[Records excerpted from a collection]
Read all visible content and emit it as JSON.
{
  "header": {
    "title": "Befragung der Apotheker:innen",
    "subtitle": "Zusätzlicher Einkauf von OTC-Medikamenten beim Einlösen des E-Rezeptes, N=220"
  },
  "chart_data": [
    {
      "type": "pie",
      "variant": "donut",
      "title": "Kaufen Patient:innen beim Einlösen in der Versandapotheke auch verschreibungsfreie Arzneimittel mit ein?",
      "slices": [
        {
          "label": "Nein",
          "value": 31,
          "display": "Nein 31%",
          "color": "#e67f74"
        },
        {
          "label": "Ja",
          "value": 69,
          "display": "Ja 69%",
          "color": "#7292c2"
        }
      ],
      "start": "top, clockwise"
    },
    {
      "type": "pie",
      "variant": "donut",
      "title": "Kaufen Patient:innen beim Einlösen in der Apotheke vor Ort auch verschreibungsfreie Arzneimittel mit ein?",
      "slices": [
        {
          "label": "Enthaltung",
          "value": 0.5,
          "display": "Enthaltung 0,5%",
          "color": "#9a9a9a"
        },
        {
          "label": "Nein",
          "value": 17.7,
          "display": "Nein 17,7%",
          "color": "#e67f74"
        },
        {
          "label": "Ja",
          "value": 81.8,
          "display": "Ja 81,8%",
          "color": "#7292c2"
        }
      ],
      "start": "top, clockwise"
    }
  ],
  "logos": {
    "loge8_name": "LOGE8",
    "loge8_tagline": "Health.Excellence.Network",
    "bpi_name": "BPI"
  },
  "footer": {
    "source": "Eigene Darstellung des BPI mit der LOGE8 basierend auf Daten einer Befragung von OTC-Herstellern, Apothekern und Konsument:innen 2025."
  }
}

__What is asked__. Copy out the material word for word and line for line.

__Exercise output__.
Read all visible content and emit it as JSON.
{
  "header": {
    "title": "Befragung der Apotheker:innen",
    "subtitle": "Zusätzlicher Einkauf von OTC-Medikamenten beim Einlösen des E-Rezeptes, N=220"
  },
  "chart_data": [
    {
      "type": "pie",
      "variant": "donut",
      "title": "Kaufen Patient:innen beim Einlösen in der Versandapotheke auch verschreibungsfreie Arzneimittel mit ein?",
      "slices": [
        {
          "label": "Nein",
          "value": 31,
          "display": "Nein 31%",
          "color": "#e67f74"
        },
        {
          "label": "Ja",
          "value": 69,
          "display": "Ja 69%",
          "color": "#7292c2"
        }
      ],
      "start": "top, clockwise"
    },
    {
      "type": "pie",
      "variant": "donut",
      "title": "Kaufen Patient:innen beim Einlösen in der Apotheke vor Ort auch verschreibungsfreie Arzneimittel mit ein?",
      "slices": [
        {
          "label": "Enthaltung",
          "value": 0.5,
          "display": "Enthaltung 0,5%",
          "color": "#9a9a9a"
        },
        {
          "label": "Nein",
          "value": 17.7,
          "display": "Nein 17,7%",
          "color": "#e67f74"
        },
        {
          "label": "Ja",
          "value": 81.8,
          "display": "Ja 81,8%",
          "color": "#7292c2"
        }
      ],
      "start": "top, clockwise"
    }
  ],
  "logos": {
    "loge8_name": "LOGE8",
    "loge8_tagline": "Health.Excellence.Network",
    "bpi_name": "BPI"
  },
  "footer": {
    "source": "Eigene Darstellung des BPI mit der LOGE8 basierend auf Daten einer Befragung von OTC-Herstellern, Apothekern und Konsument:innen 2025."
  }
}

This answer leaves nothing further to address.